(Structured figure records)
(begin)

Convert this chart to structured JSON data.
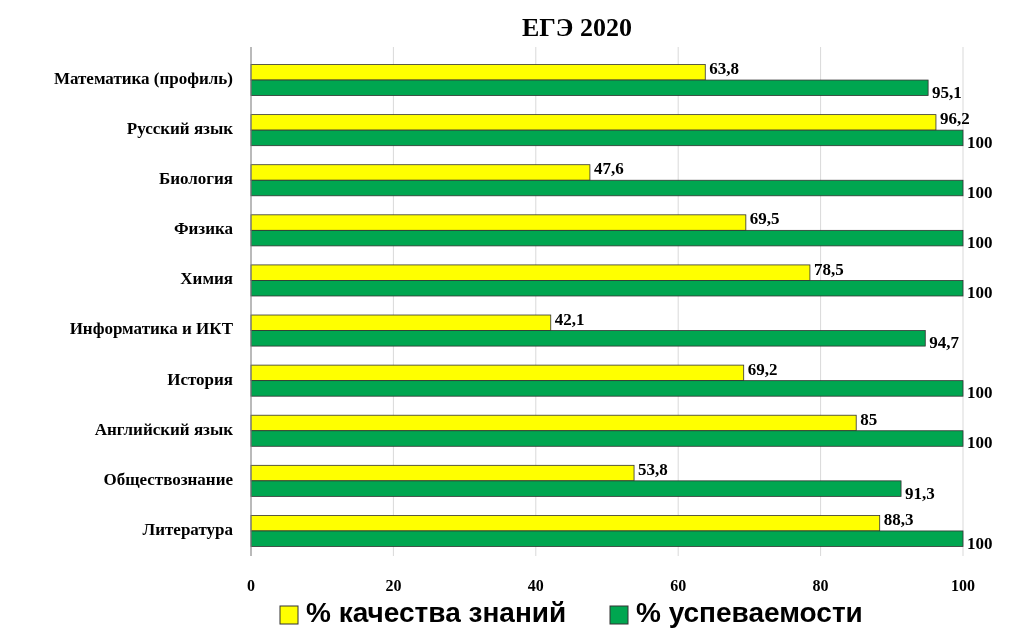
{
  "chart_data": {
    "type": "bar",
    "orientation": "horizontal",
    "title": "ЕГЭ 2020",
    "categories": [
      "Математика (профиль)",
      "Русский язык",
      "Биология",
      "Физика",
      "Химия",
      "Информатика  и ИКТ",
      "История",
      "Английский язык",
      "Обществознание",
      "Литература"
    ],
    "series": [
      {
        "name": "% качества знаний",
        "color": "#ffff00",
        "values": [
          63.8,
          96.2,
          47.6,
          69.5,
          78.5,
          42.1,
          69.2,
          85,
          53.8,
          88.3
        ],
        "value_labels": [
          "63,8",
          "96,2",
          "47,6",
          "69,5",
          "78,5",
          "42,1",
          "69,2",
          "85",
          "53,8",
          "88,3"
        ]
      },
      {
        "name": "% успеваемости",
        "color": "#00a650",
        "values": [
          95.1,
          100,
          100,
          100,
          100,
          94.7,
          100,
          100,
          91.3,
          100
        ],
        "value_labels": [
          "95,1",
          "100",
          "100",
          "100",
          "100",
          "94,7",
          "100",
          "100",
          "91,3",
          "100"
        ]
      }
    ],
    "xlim": [
      0,
      100
    ],
    "xticks": [
      0,
      20,
      40,
      60,
      80,
      100
    ],
    "grid": "x",
    "legend": "bottom"
  }
}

(end)

Your task -> Quote everything in the listing above exactly; pictures are the only thing to omit.

Exercise result ->
Convert this chart to structured JSON data.
{
  "chart_data": {
    "type": "bar",
    "orientation": "horizontal",
    "title": "ЕГЭ 2020",
    "categories": [
      "Математика (профиль)",
      "Русский язык",
      "Биология",
      "Физика",
      "Химия",
      "Информатика  и ИКТ",
      "История",
      "Английский язык",
      "Обществознание",
      "Литература"
    ],
    "series": [
      {
        "name": "% качества знаний",
        "color": "#ffff00",
        "values": [
          63.8,
          96.2,
          47.6,
          69.5,
          78.5,
          42.1,
          69.2,
          85,
          53.8,
          88.3
        ],
        "value_labels": [
          "63,8",
          "96,2",
          "47,6",
          "69,5",
          "78,5",
          "42,1",
          "69,2",
          "85",
          "53,8",
          "88,3"
        ]
      },
      {
        "name": "% успеваемости",
        "color": "#00a650",
        "values": [
          95.1,
          100,
          100,
          100,
          100,
          94.7,
          100,
          100,
          91.3,
          100
        ],
        "value_labels": [
          "95,1",
          "100",
          "100",
          "100",
          "100",
          "94,7",
          "100",
          "100",
          "91,3",
          "100"
        ]
      }
    ],
    "xlim": [
      0,
      100
    ],
    "xticks": [
      0,
      20,
      40,
      60,
      80,
      100
    ],
    "grid": "x",
    "legend": "bottom"
  }
}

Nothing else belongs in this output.